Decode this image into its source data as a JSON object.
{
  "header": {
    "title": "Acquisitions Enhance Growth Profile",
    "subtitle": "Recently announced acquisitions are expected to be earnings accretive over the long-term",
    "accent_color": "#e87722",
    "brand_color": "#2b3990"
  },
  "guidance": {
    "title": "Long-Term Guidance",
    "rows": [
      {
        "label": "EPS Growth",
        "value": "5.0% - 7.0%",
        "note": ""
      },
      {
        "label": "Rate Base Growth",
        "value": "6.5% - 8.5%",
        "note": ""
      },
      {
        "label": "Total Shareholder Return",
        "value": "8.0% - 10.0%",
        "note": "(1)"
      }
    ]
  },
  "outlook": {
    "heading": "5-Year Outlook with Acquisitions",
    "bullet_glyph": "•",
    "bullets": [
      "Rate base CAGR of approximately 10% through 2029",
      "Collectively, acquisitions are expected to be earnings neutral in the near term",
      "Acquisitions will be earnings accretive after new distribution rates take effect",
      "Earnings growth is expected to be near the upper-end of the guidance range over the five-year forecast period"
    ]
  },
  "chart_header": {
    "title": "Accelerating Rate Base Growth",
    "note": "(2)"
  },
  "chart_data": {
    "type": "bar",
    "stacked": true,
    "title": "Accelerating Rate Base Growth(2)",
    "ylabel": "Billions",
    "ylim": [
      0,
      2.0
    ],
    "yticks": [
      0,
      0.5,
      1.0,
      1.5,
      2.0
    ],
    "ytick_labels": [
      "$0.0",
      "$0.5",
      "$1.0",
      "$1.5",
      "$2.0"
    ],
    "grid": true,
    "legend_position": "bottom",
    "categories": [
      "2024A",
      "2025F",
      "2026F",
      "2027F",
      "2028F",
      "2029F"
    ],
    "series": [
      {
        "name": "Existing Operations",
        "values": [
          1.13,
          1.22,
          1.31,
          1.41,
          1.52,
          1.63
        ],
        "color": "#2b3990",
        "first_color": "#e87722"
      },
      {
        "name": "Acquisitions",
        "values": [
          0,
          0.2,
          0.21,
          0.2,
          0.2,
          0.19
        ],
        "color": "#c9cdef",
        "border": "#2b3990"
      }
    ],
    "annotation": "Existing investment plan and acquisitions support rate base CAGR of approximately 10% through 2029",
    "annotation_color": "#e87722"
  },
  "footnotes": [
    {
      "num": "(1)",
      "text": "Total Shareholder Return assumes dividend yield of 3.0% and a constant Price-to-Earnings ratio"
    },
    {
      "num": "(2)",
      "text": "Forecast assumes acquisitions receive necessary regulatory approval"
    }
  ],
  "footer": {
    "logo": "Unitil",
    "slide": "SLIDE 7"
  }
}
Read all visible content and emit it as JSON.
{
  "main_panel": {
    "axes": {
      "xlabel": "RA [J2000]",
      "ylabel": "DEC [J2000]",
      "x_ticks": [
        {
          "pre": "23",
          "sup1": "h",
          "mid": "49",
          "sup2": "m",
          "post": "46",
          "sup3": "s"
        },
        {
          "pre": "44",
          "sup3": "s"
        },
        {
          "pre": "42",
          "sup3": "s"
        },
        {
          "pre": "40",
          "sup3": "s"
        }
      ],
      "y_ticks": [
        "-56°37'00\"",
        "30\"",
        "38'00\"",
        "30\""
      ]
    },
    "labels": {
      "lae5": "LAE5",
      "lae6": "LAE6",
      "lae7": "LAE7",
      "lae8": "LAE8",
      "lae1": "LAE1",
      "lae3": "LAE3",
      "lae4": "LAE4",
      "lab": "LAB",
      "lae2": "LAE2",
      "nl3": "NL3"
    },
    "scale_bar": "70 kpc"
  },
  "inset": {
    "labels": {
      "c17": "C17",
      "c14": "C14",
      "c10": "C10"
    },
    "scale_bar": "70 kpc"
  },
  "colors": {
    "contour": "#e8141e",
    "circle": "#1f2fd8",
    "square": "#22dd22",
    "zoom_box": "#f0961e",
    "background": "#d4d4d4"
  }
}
---*---
— Given task —
Copy out each line in the listing that has the word "accretive".

— Reply —
    "subtitle": "Recently announced acquisitions are expected to be earnings accretive over the long-term",
      "Acquisitions will be earnings accretive after new distribution rates take effect",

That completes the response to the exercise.